◆ **Written task**
Leave out the pictures and restate the rest of the data exactly.

------------------------------

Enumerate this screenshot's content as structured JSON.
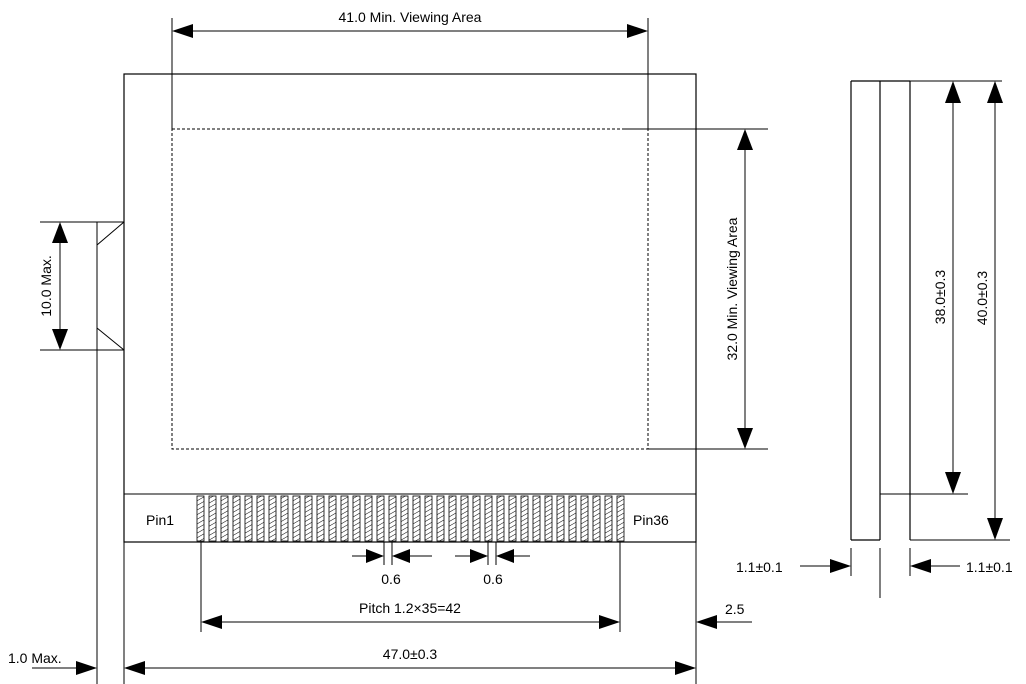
{
  "dimensions": {
    "viewing_width": "41.0 Min. Viewing Area",
    "viewing_height": "32.0 Min. Viewing Area",
    "fpc_width_max": "10.0 Max.",
    "side_height_inner": "38.0±0.3",
    "side_height_outer": "40.0±0.3",
    "pin_pitch": "Pitch 1.2×35=42",
    "overall_width": "47.0±0.3",
    "pad_width_left": "0.6",
    "pad_width_right": "0.6",
    "edge_offset": "2.5",
    "fpc_thickness_max": "1.0 Max.",
    "glass_thickness_left": "1.1±0.1",
    "glass_thickness_right": "1.1±0.1"
  },
  "pins": {
    "first_label": "Pin1",
    "last_label": "Pin36",
    "count": 36
  },
  "colors": {
    "line": "#000000",
    "background": "#ffffff"
  }
}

------------------------------

◆ **Written answer**
Enumerate this screenshot's content as structured JSON.
{
  "dimensions": {
    "viewing_width": "41.0 Min. Viewing Area",
    "viewing_height": "32.0 Min. Viewing Area",
    "fpc_width_max": "10.0 Max.",
    "side_height_inner": "38.0±0.3",
    "side_height_outer": "40.0±0.3",
    "pin_pitch": "Pitch 1.2×35=42",
    "overall_width": "47.0±0.3",
    "pad_width_left": "0.6",
    "pad_width_right": "0.6",
    "edge_offset": "2.5",
    "fpc_thickness_max": "1.0 Max.",
    "glass_thickness_left": "1.1±0.1",
    "glass_thickness_right": "1.1±0.1"
  },
  "pins": {
    "first_label": "Pin1",
    "last_label": "Pin36",
    "count": 36
  },
  "colors": {
    "line": "#000000",
    "background": "#ffffff"
  }
}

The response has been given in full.